**Exercise requirements**
Scan the data that follows and count the lines with the string "dohodě"; answer with the count alone.

◇ ◇ ◇ ◇

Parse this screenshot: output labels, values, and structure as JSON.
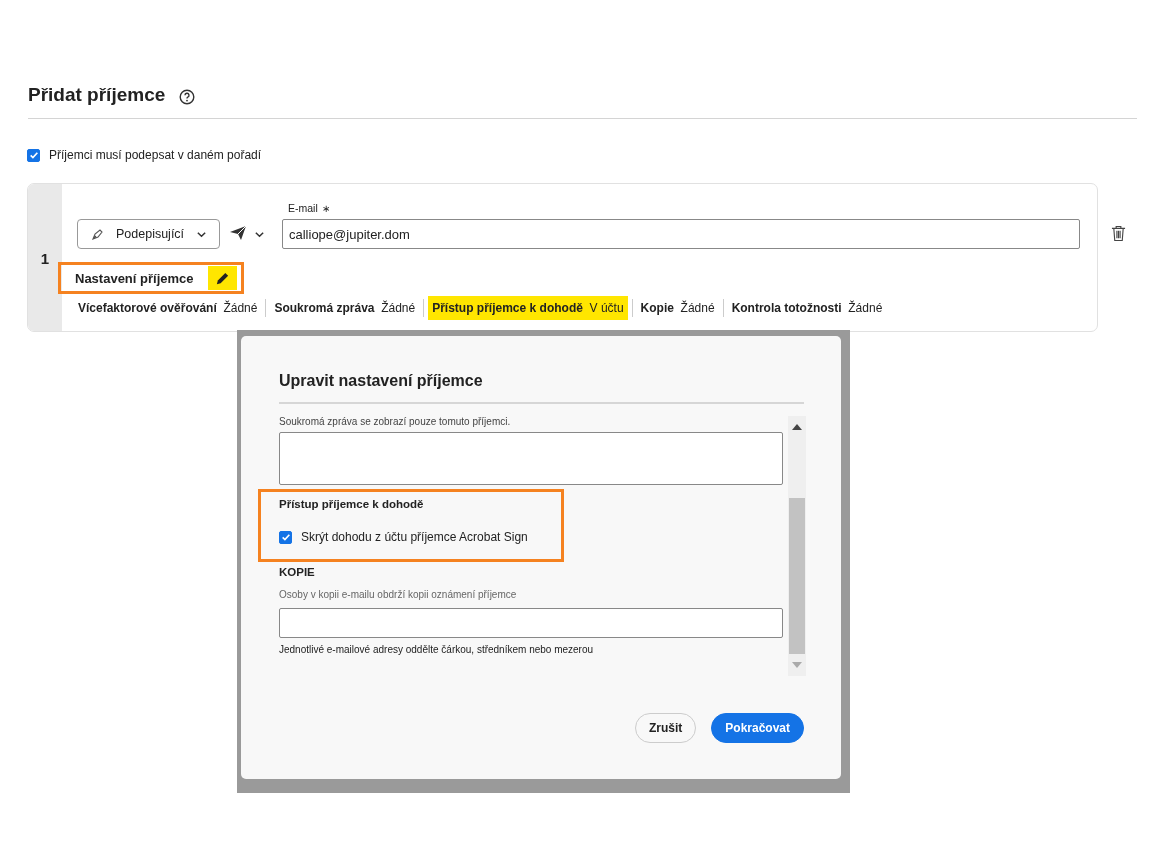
{
  "page": {
    "title": "Přidat příjemce",
    "sign_in_order": {
      "label": "Příjemci musí podepsat v daném pořadí",
      "checked": true
    },
    "recipients": [
      {
        "number": "1",
        "role": "Podepisující",
        "email_label": "E-mail",
        "required_mark": "∗",
        "email": "calliope@jupiter.dom",
        "settings_heading": {
          "label": "Nastavení příjemce",
          "outlined": true,
          "edit_highlighted": true
        },
        "settings": [
          {
            "label": "Vícefaktorové ověřování",
            "value": "Žádné",
            "highlighted": false
          },
          {
            "label": "Soukromá zpráva",
            "value": "Žádné",
            "highlighted": false
          },
          {
            "label": "Přístup příjemce k dohodě",
            "value": "V účtu",
            "highlighted": true
          },
          {
            "label": "Kopie",
            "value": "Žádné",
            "highlighted": false
          },
          {
            "label": "Kontrola totožnosti",
            "value": "Žádné",
            "highlighted": false
          }
        ]
      }
    ]
  },
  "dialog": {
    "title": "Upravit nastavení příjemce",
    "private_message_hint": "Soukromá zpráva se zobrazí pouze tomuto příjemci.",
    "access": {
      "heading": "Přístup příjemce k dohodě",
      "outlined": true,
      "checkbox": {
        "label": "Skrýt dohodu z účtu příjemce Acrobat Sign",
        "checked": true
      }
    },
    "copies": {
      "heading": "KOPIE",
      "hint": "Osoby v kopii e-mailu obdrží kopii oznámení příjemce",
      "note": "Jednotlivé e-mailové adresy oddělte čárkou, středníkem nebo mezerou"
    },
    "buttons": [
      {
        "label": "Zrušit",
        "kind": "secondary"
      },
      {
        "label": "Pokračovat",
        "kind": "primary"
      }
    ]
  }
}
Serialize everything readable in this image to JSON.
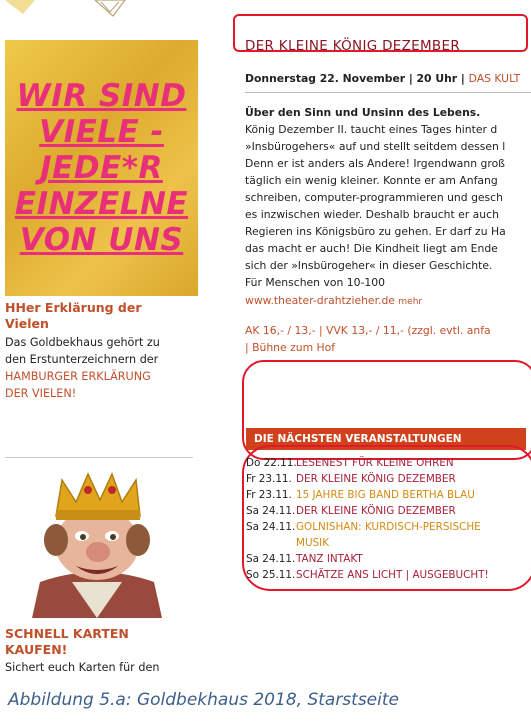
{
  "sidebar": {
    "poster_lines": [
      "WIR SIND",
      "VIELE -",
      "JEDE*R",
      "EINZELNE",
      "VON UNS"
    ],
    "block1": {
      "heading_line1": "HHer Erklärung der",
      "heading_line2": "Vielen",
      "text1": "Das Goldbekhaus gehört zu",
      "text2": "den Erstunterzeichnern der",
      "link1": "HAMBURGER ERKLÄRUNG",
      "link2": "DER VIELEN!"
    },
    "block2": {
      "heading_line1": "SCHNELL KARTEN",
      "heading_line2": "KAUFEN!",
      "text1": "Sichert euch Karten für den"
    }
  },
  "main": {
    "title": "DER KLEINE KÖNIG DEZEMBER",
    "meta_prefix": "Donnerstag 22. November | 20 Uhr | ",
    "meta_venue": "DAS KULT",
    "subtitle": "Über den Sinn und Unsinn des Lebens.",
    "body_lines": [
      "König Dezember II. taucht eines Tages hinter d",
      "»Insbürogehers« auf und stellt seitdem dessen l",
      "Denn er ist anders als Andere! Irgendwann groß",
      "täglich ein wenig kleiner. Konnte er am Anfang",
      "schreiben, computer-programmieren und gesch",
      "es inzwischen wieder. Deshalb braucht er auch",
      "Regieren ins Königsbüro zu gehen. Er darf zu Ha",
      "das macht er auch! Die Kindheit liegt am Ende",
      "sich der »Insbürogeher« in dieser Geschichte.",
      "Für Menschen von 10-100"
    ],
    "website": "www.theater-drahtzieher.de",
    "more": "mehr",
    "price_line": "AK 16,- / 13,- | VVK 13,- / 11,- (zzgl. evtl. anfa",
    "stage": "| Bühne zum Hof"
  },
  "events": {
    "header": "DIE NÄCHSTEN VERANSTALTUNGEN",
    "rows": [
      {
        "date": "Do 22.11.",
        "title": "LESENEST FÜR KLEINE OHREN"
      },
      {
        "date": "Fr 23.11.",
        "title": "DER KLEINE KÖNIG DEZEMBER"
      },
      {
        "date": "Fr 23.11.",
        "title": "15 JAHRE BIG BAND BERTHA BLAU"
      },
      {
        "date": "Sa 24.11.",
        "title": "DER KLEINE KÖNIG DEZEMBER"
      },
      {
        "date": "Sa 24.11.",
        "title": "GOLNISHAN: KURDISCH-PERSISCHE",
        "title2": "MUSIK"
      },
      {
        "date": "Sa 24.11.",
        "title": "TANZ INTAKT"
      },
      {
        "date": "So 25.11.",
        "title": "SCHÄTZE ANS LICHT | AUSGEBUCHT!"
      }
    ]
  },
  "caption": "Abbildung 5.a: Goldbekhaus 2018, Starstseite",
  "colors": {
    "accent_red": "#e0182a",
    "title_color": "#8c1524",
    "link_color": "#c0502a",
    "event_header_bg": "#d0421c",
    "poster_bg": "#e3b838",
    "poster_text": "#e8307a",
    "gold_event": "#d48a12"
  }
}
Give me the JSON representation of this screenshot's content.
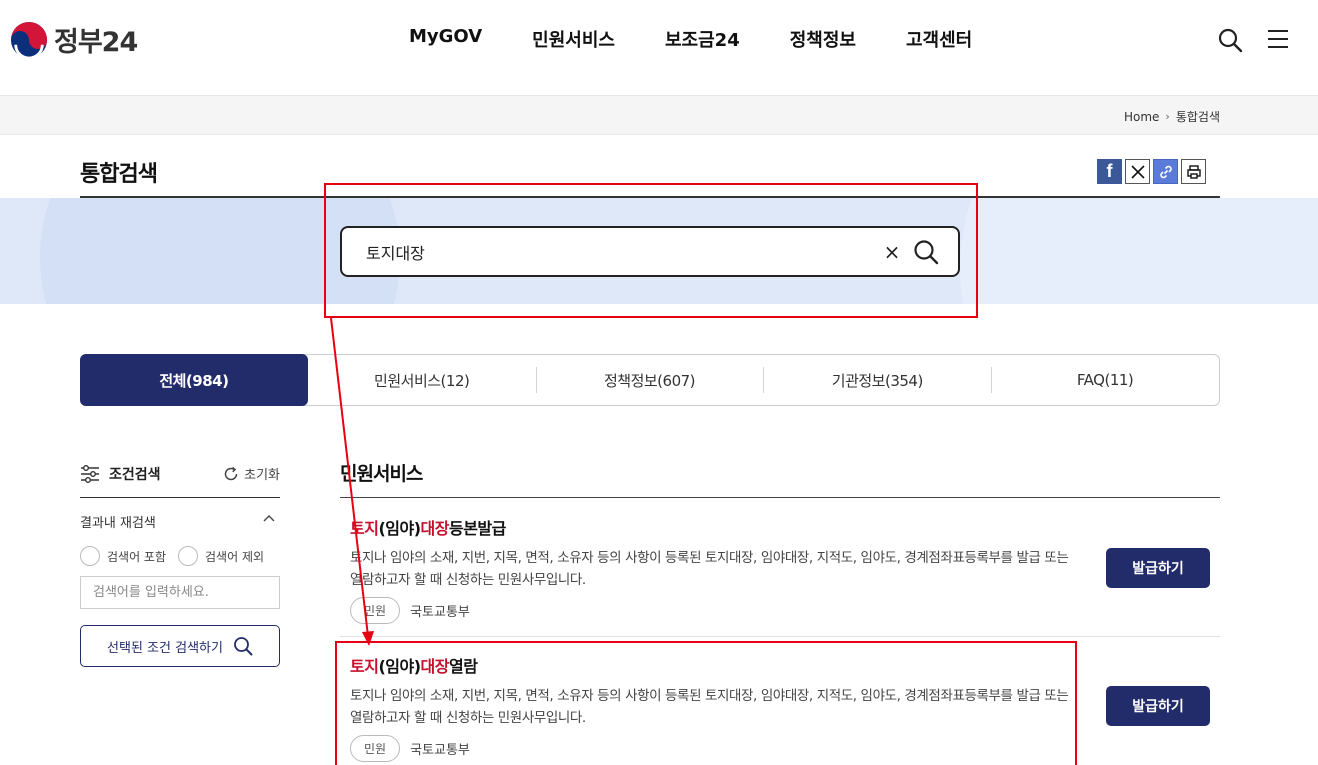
{
  "header": {
    "logo_text": "정부24",
    "nav": [
      "MyGOV",
      "민원서비스",
      "보조금24",
      "정책정보",
      "고객센터"
    ]
  },
  "breadcrumb": {
    "home": "Home",
    "current": "통합검색"
  },
  "page_title": "통합검색",
  "search": {
    "value": "토지대장",
    "clear_symbol": "×"
  },
  "tabs": [
    {
      "label": "전체(984)",
      "active": true
    },
    {
      "label": "민원서비스(12)",
      "active": false
    },
    {
      "label": "정책정보(607)",
      "active": false
    },
    {
      "label": "기관정보(354)",
      "active": false
    },
    {
      "label": "FAQ(11)",
      "active": false
    }
  ],
  "filter": {
    "title": "조건검색",
    "reset": "초기화",
    "refine_label": "결과내 재검색",
    "include": "검색어 포함",
    "exclude": "검색어 제외",
    "placeholder": "검색어를 입력하세요.",
    "submit": "선택된 조건 검색하기"
  },
  "results": {
    "section_title": "민원서비스",
    "items": [
      {
        "t1": "토지",
        "t2": "(임야)",
        "t3": "대장",
        "t4": "등본발급",
        "desc": "토지나 임야의 소재, 지번, 지목, 면적, 소유자 등의 사항이 등록된 토지대장, 임야대장, 지적도, 임야도, 경계점좌표등록부를 발급 또는 열람하고자 할 때 신청하는 민원사무입니다.",
        "badge": "민원",
        "org": "국토교통부",
        "button": "발급하기"
      },
      {
        "t1": "토지",
        "t2": "(임야)",
        "t3": "대장",
        "t4": "열람",
        "desc": "토지나 임야의 소재, 지번, 지목, 면적, 소유자 등의 사항이 등록된 토지대장, 임야대장, 지적도, 임야도, 경계점좌표등록부를 발급 또는 열람하고자 할 때 신청하는 민원사무입니다.",
        "badge": "민원",
        "org": "국토교통부",
        "button": "발급하기"
      }
    ]
  },
  "colors": {
    "primary_navy": "#232c6b",
    "highlight_red": "#c8102e",
    "annotation_red": "#e60012",
    "search_band": "#dfe8f9"
  },
  "icons": [
    "taegeuk-logo-icon",
    "search-icon",
    "hamburger-menu-icon",
    "facebook-icon",
    "x-icon",
    "link-icon",
    "print-icon",
    "close-icon",
    "filter-sliders-icon",
    "refresh-icon",
    "chevron-up-icon"
  ]
}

◇ ◇ ◇ ◇

**Answer below**
2